---------- RECORD LIST ----------

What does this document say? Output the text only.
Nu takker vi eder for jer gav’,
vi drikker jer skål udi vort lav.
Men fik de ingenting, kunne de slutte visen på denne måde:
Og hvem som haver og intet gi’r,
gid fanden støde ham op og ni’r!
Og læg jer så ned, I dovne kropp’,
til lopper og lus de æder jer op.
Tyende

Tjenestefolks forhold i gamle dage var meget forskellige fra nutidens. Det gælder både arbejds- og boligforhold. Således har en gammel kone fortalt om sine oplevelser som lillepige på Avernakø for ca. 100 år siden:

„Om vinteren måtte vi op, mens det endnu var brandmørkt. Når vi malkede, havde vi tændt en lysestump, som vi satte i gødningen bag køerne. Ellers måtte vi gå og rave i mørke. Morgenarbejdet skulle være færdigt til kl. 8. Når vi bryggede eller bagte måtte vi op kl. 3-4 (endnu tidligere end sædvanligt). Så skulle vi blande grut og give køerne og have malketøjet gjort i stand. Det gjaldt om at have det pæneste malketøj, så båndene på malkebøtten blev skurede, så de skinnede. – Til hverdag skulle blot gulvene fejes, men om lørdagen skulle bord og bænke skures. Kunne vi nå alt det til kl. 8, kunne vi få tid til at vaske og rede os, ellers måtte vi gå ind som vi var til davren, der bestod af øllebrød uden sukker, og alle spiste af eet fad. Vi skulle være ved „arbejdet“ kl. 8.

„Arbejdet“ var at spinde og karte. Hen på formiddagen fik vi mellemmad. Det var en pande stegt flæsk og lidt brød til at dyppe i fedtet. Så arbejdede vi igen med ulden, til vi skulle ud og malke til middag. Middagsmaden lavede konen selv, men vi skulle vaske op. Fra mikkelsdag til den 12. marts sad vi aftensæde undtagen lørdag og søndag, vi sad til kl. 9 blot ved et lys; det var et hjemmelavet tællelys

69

----------
---------- RECORD LIST ----------

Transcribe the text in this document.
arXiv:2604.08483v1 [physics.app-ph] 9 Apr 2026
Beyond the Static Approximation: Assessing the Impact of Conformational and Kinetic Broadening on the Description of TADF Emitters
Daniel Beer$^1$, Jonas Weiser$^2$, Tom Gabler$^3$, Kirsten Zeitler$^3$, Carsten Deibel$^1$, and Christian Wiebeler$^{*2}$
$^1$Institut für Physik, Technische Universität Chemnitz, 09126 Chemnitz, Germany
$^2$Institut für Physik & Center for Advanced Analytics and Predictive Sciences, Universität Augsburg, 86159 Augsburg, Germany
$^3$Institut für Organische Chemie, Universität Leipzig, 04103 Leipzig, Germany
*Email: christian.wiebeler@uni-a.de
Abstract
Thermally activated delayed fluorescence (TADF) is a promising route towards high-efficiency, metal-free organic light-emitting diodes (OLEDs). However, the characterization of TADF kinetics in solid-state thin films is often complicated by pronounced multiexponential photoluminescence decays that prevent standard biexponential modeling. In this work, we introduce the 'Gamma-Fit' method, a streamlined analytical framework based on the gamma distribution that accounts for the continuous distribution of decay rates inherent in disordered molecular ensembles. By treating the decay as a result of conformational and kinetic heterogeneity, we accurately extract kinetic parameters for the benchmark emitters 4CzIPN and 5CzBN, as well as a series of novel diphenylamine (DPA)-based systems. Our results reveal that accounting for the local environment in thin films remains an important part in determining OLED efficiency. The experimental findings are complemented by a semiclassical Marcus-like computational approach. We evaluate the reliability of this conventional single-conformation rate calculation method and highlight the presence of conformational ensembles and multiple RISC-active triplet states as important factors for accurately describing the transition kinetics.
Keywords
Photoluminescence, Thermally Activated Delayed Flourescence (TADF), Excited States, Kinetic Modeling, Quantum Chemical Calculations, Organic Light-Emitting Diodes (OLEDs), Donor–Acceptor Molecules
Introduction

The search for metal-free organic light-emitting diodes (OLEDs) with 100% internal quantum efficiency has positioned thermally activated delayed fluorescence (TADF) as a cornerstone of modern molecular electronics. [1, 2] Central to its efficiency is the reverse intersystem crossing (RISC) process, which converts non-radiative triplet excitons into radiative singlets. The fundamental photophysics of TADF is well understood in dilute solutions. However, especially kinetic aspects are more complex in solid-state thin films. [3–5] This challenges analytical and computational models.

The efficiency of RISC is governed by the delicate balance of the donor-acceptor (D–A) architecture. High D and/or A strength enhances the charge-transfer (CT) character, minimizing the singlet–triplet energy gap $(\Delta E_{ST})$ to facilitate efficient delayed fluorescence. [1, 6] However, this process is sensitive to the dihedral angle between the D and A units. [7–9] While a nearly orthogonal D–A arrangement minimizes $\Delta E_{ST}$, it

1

----------

Where a line above includes "skulle", copy that line.

„Om vinteren måtte vi op, mens det endnu var brandmørkt. Når vi malkede, havde vi tændt en lysestump, som vi satte i gødningen bag køerne. Ellers måtte vi gå og rave i mørke. Morgenarbejdet skulle være færdigt til kl. 8. Når vi bryggede eller bagte måtte vi op kl. 3-4 (endnu tidligere end sædvanligt). Så skulle vi blande grut og give køerne og have malketøjet gjort i stand. Det gjaldt om at have det pæneste malketøj, så båndene på malkebøtten blev skurede, så de skinnede. – Til hverdag skulle blot gulvene fejes, men om lørdagen skulle bord og bænke skures. Kunne vi nå alt det til kl. 8, kunne vi få tid til at vaske og rede os, ellers måtte vi gå ind som vi var til davren, der bestod af øllebrød uden sukker, og alle spiste af eet fad. Vi skulle være ved „arbejdet“ kl. 8.
„Arbejdet“ var at spinde og karte. Hen på formiddagen fik vi mellemmad. Det var en pande stegt flæsk og lidt brød til at dyppe i fedtet. Så arbejdede vi igen med ulden, til vi skulle ud og malke til middag. Middagsmaden lavede konen selv, men vi skulle vaske op. Fra mikkelsdag til den 12. marts sad vi aftensæde undtagen lørdag og søndag, vi sad til kl. 9 blot ved et lys; det var et hjemmelavet tællelys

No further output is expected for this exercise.